WHAT TO PRODUCE:
Can you print the data exactly and leave out each image?

Data records:

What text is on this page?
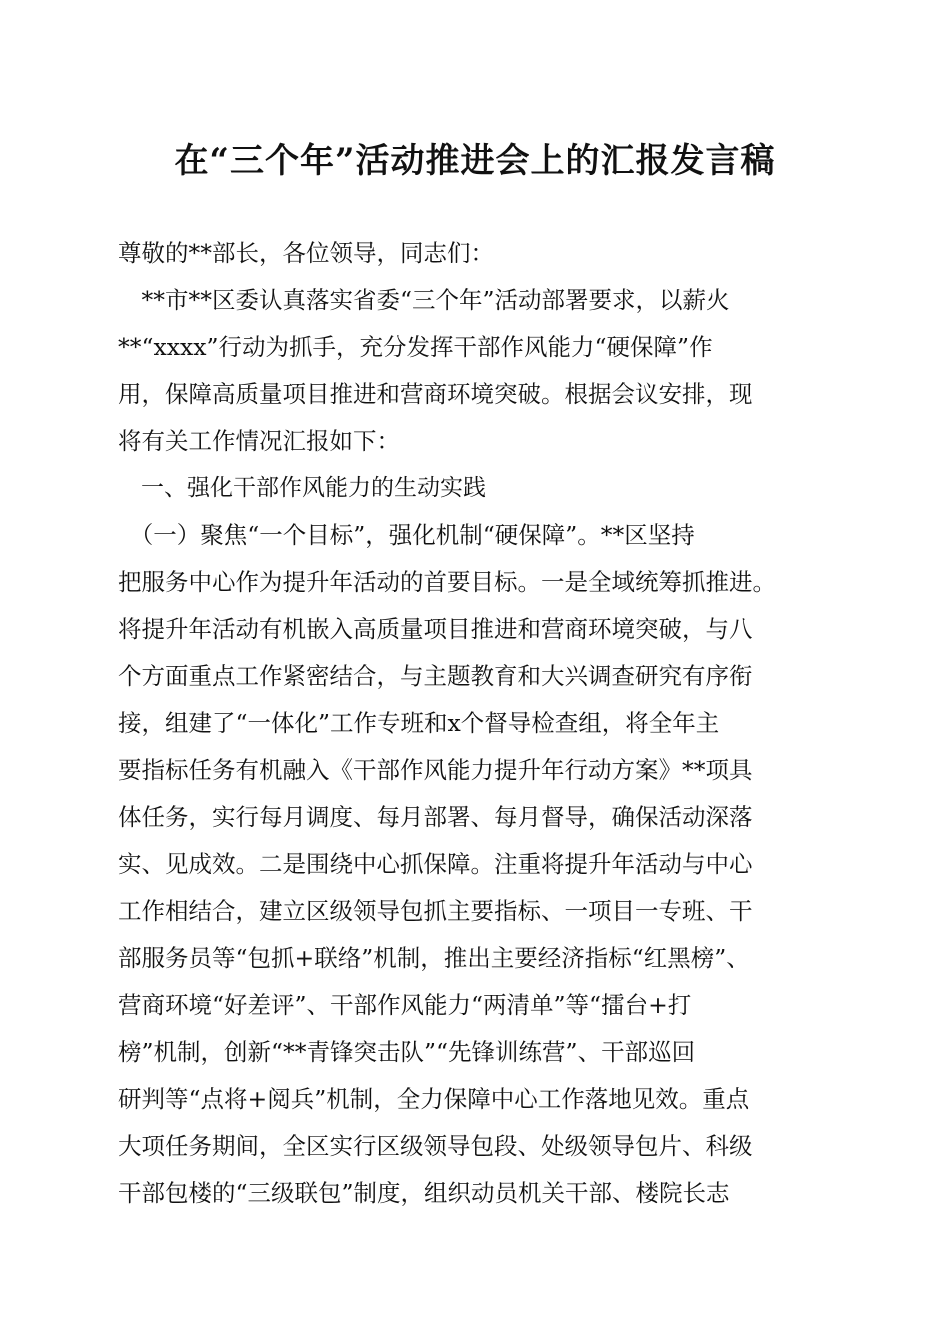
在“三个年”活动推进会上的汇报发言稿
尊敬的**部长，各位领导，同志们：
　**市**区委认真落实省委“三个年”活动部署要求，以薪火
**“xxxx”行动为抓手，充分发挥干部作风能力“硬保障”作
用，保障高质量项目推进和营商环境突破。根据会议安排，现
将有关工作情况汇报如下：
　一、强化干部作风能力的生动实践
　（一）聚焦“一个目标”，强化机制“硬保障”。**区坚持
把服务中心作为提升年活动的首要目标。一是全域统筹抓推进。
将提升年活动有机嵌入高质量项目推进和营商环境突破，与八
个方面重点工作紧密结合，与主题教育和大兴调查研究有序衔
接，组建了“一体化”工作专班和x个督导检查组，将全年主
要指标任务有机融入《干部作风能力提升年行动方案》**项具
体任务，实行每月调度、每月部署、每月督导，确保活动深落
实、见成效。二是围绕中心抓保障。注重将提升年活动与中心
工作相结合，建立区级领导包抓主要指标、一项目一专班、干
部服务员等“包抓+联络”机制，推出主要经济指标“红黑榜”、
营商环境“好差评”、干部作风能力“两清单”等“擂台+打
榜”机制，创新“**青锋突击队”“先锋训练营”、干部巡回
研判等“点将+阅兵”机制，全力保障中心工作落地见效。重点
大项任务期间，全区实行区级领导包段、处级领导包片、科级
干部包楼的“三级联包”制度，组织动员机关干部、楼院长志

SOLUTION TO THIS TASK:
What text is on this page?
在“三个年”活动推进会上的汇报发言稿
尊敬的**部长，各位领导，同志们：
　**市**区委认真落实省委“三个年”活动部署要求，以薪火
**“xxxx”行动为抓手，充分发挥干部作风能力“硬保障”作
用，保障高质量项目推进和营商环境突破。根据会议安排，现
将有关工作情况汇报如下：
　一、强化干部作风能力的生动实践
　（一）聚焦“一个目标”，强化机制“硬保障”。**区坚持
把服务中心作为提升年活动的首要目标。一是全域统筹抓推进。
将提升年活动有机嵌入高质量项目推进和营商环境突破，与八
个方面重点工作紧密结合，与主题教育和大兴调查研究有序衔
接，组建了“一体化”工作专班和x个督导检查组，将全年主
要指标任务有机融入《干部作风能力提升年行动方案》**项具
体任务，实行每月调度、每月部署、每月督导，确保活动深落
实、见成效。二是围绕中心抓保障。注重将提升年活动与中心
工作相结合，建立区级领导包抓主要指标、一项目一专班、干
部服务员等“包抓+联络”机制，推出主要经济指标“红黑榜”、
营商环境“好差评”、干部作风能力“两清单”等“擂台+打
榜”机制，创新“**青锋突击队”“先锋训练营”、干部巡回
研判等“点将+阅兵”机制，全力保障中心工作落地见效。重点
大项任务期间，全区实行区级领导包段、处级领导包片、科级
干部包楼的“三级联包”制度，组织动员机关干部、楼院长志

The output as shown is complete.